Pictures do not belong in the copy; transcribe everything else in the records exactly.

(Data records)
------

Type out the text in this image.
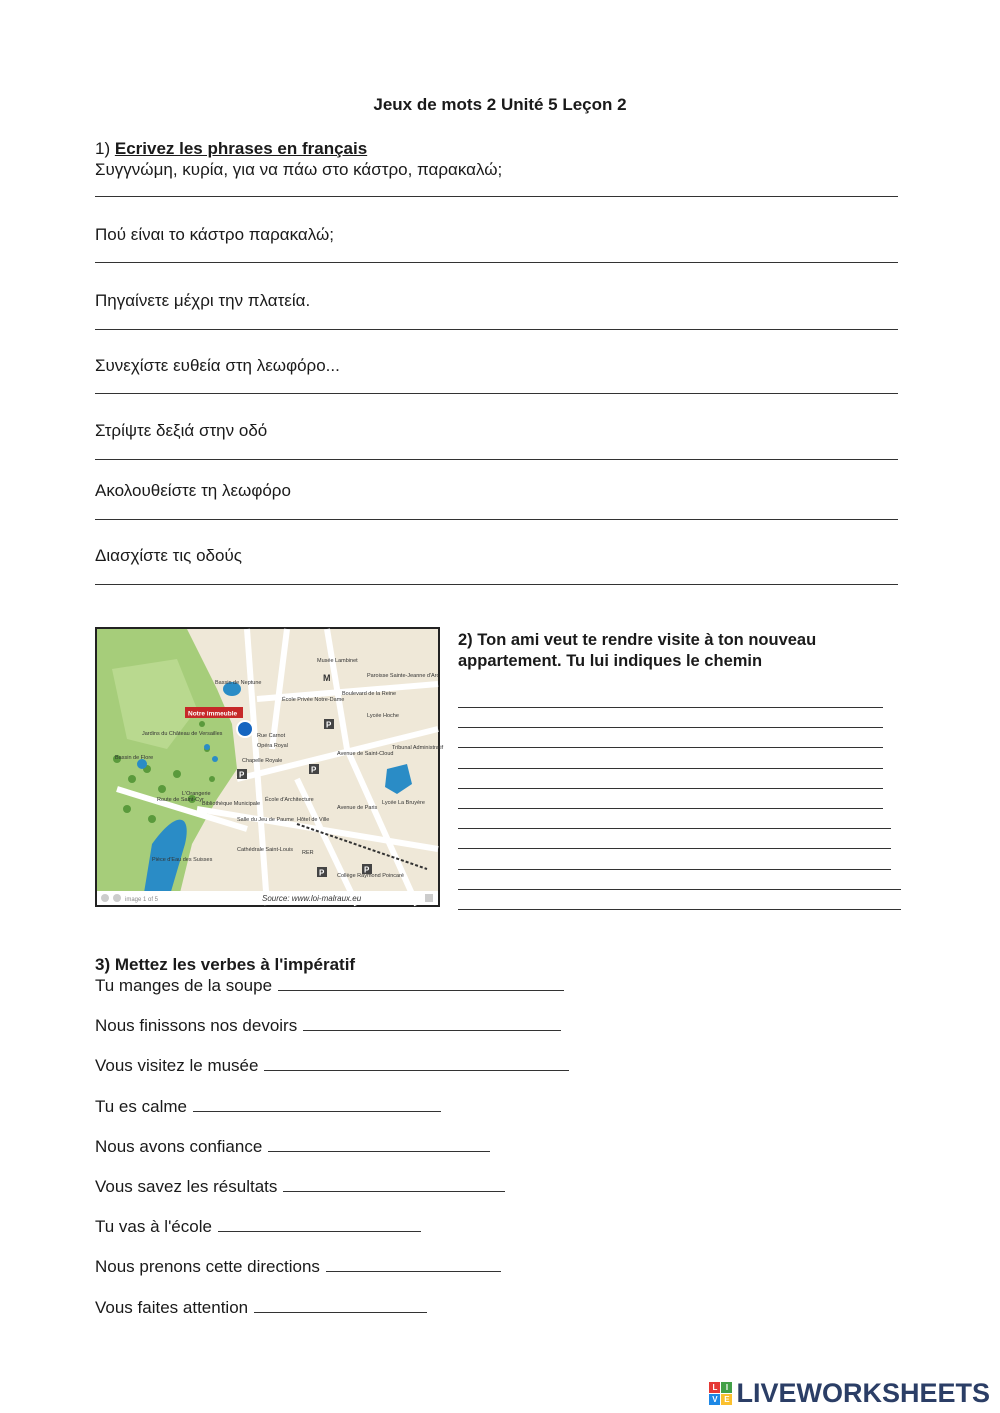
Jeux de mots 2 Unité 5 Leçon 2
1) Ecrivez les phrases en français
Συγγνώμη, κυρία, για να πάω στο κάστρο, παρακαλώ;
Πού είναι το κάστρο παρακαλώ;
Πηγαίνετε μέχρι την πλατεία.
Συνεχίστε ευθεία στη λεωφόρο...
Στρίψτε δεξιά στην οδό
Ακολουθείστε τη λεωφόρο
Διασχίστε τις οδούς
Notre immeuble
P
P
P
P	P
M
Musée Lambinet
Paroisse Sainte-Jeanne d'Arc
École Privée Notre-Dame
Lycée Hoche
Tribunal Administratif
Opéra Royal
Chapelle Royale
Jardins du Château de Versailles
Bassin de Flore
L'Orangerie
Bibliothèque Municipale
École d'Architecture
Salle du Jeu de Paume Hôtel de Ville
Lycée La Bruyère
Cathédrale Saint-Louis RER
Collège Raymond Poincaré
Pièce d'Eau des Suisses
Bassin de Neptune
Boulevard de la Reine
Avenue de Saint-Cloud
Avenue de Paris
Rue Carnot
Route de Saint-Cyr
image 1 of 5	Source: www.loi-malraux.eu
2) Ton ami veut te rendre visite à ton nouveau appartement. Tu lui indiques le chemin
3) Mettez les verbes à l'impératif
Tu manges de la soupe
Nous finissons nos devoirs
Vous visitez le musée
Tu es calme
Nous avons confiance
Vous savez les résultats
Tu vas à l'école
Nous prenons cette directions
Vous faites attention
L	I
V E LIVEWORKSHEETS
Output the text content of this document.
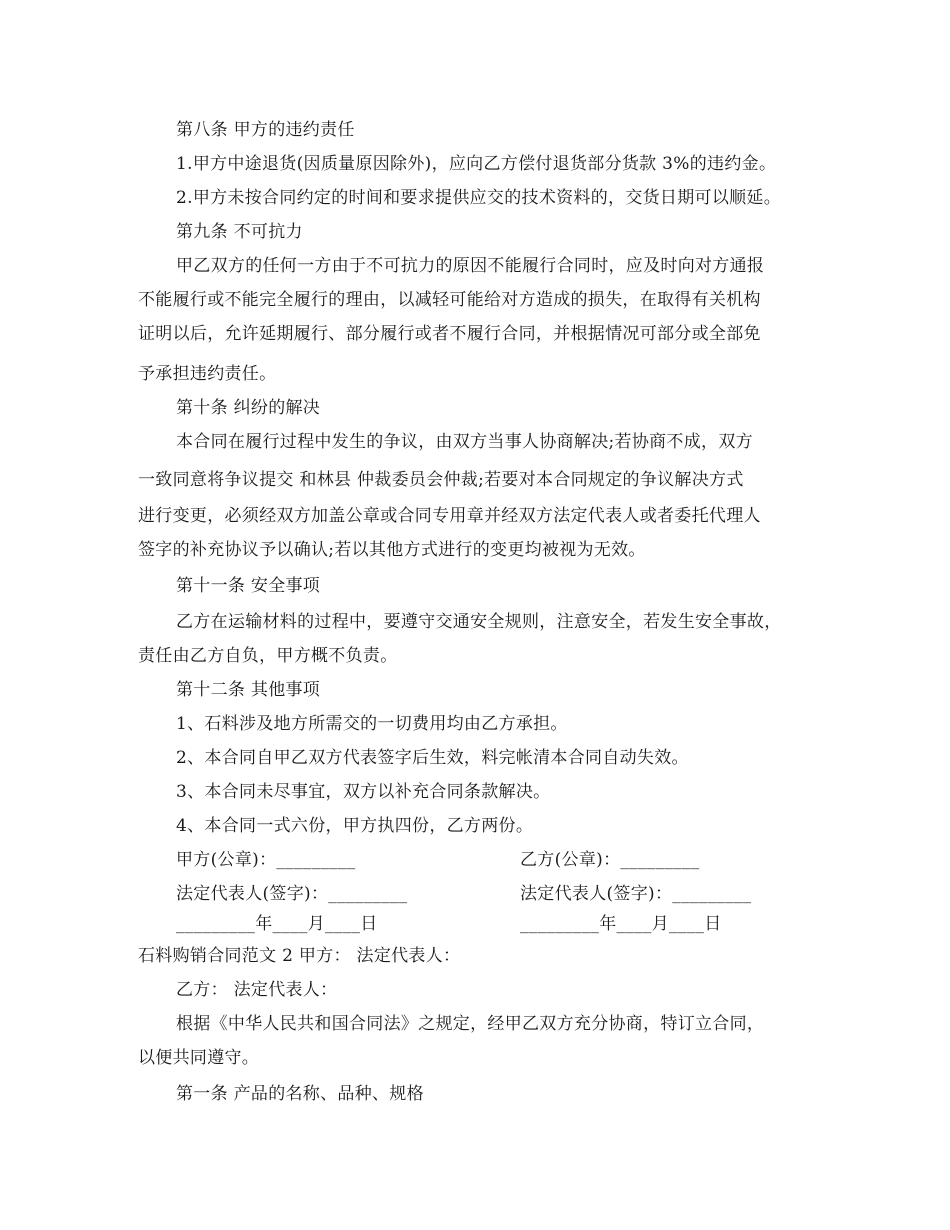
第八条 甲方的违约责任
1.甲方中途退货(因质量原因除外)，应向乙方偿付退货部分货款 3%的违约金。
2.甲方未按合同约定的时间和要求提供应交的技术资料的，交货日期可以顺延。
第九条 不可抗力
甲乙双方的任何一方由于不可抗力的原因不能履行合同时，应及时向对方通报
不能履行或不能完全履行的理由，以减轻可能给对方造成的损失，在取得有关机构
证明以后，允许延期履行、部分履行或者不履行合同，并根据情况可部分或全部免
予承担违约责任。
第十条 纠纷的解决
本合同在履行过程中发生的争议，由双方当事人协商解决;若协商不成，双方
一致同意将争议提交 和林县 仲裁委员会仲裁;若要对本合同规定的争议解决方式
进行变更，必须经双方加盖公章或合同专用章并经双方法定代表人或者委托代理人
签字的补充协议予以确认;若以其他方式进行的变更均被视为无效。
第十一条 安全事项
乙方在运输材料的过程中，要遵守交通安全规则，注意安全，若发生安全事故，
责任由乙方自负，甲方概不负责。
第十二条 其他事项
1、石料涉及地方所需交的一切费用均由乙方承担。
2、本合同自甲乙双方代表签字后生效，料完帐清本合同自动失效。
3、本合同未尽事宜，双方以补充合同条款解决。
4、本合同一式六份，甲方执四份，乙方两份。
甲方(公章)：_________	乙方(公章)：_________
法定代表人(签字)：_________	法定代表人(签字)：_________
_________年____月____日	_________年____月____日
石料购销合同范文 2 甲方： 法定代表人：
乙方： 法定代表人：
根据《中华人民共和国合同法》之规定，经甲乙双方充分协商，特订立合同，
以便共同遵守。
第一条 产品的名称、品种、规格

------

| Exercise result |
Type out the text in this image.
Jeux de mots 2 Unité 5 Leçon 2
1) Ecrivez les phrases en français
Συγγνώμη, κυρία, για να πάω στο κάστρο, παρακαλώ;
Πού είναι το κάστρο παρακαλώ;
Πηγαίνετε μέχρι την πλατεία.
Συνεχίστε ευθεία στη λεωφόρο...
Στρίψτε δεξιά στην οδό
Ακολουθείστε τη λεωφόρο
Διασχίστε τις οδούς
Notre immeuble
P
P
P
P	P
M
Musée Lambinet
Paroisse Sainte-Jeanne d'Arc
École Privée Notre-Dame
Lycée Hoche
Tribunal Administratif
Opéra Royal
Chapelle Royale
Jardins du Château de Versailles
Bassin de Flore
L'Orangerie
Bibliothèque Municipale
École d'Architecture
Salle du Jeu de Paume Hôtel de Ville
Lycée La Bruyère
Cathédrale Saint-Louis RER
Collège Raymond Poincaré
Pièce d'Eau des Suisses
Bassin de Neptune
Boulevard de la Reine
Avenue de Saint-Cloud
Avenue de Paris
Rue Carnot
Route de Saint-Cyr
image 1 of 5	Source: www.loi-malraux.eu
2) Ton ami veut te rendre visite à ton nouveau appartement. Tu lui indiques le chemin
3) Mettez les verbes à l'impératif
Tu manges de la soupe
Nous finissons nos devoirs
Vous visitez le musée
Tu es calme
Nous avons confiance
Vous savez les résultats
Tu vas à l'école
Nous prenons cette directions
Vous faites attention
L	I
V E LIVEWORKSHEETS
Output the text content of this document.
第八条 甲方的违约责任
1.甲方中途退货(因质量原因除外)，应向乙方偿付退货部分货款 3%的违约金。
2.甲方未按合同约定的时间和要求提供应交的技术资料的，交货日期可以顺延。
第九条 不可抗力
甲乙双方的任何一方由于不可抗力的原因不能履行合同时，应及时向对方通报
不能履行或不能完全履行的理由，以减轻可能给对方造成的损失，在取得有关机构
证明以后，允许延期履行、部分履行或者不履行合同，并根据情况可部分或全部免
予承担违约责任。
第十条 纠纷的解决
本合同在履行过程中发生的争议，由双方当事人协商解决;若协商不成，双方
一致同意将争议提交 和林县 仲裁委员会仲裁;若要对本合同规定的争议解决方式
进行变更，必须经双方加盖公章或合同专用章并经双方法定代表人或者委托代理人
签字的补充协议予以确认;若以其他方式进行的变更均被视为无效。
第十一条 安全事项
乙方在运输材料的过程中，要遵守交通安全规则，注意安全，若发生安全事故，
责任由乙方自负，甲方概不负责。
第十二条 其他事项
1、石料涉及地方所需交的一切费用均由乙方承担。
2、本合同自甲乙双方代表签字后生效，料完帐清本合同自动失效。
3、本合同未尽事宜，双方以补充合同条款解决。
4、本合同一式六份，甲方执四份，乙方两份。
甲方(公章)：_________	乙方(公章)：_________
法定代表人(签字)：_________	法定代表人(签字)：_________
_________年____月____日	_________年____月____日
石料购销合同范文 2 甲方： 法定代表人：
乙方： 法定代表人：
根据《中华人民共和国合同法》之规定，经甲乙双方充分协商，特订立合同，
以便共同遵守。
第一条 产品的名称、品种、规格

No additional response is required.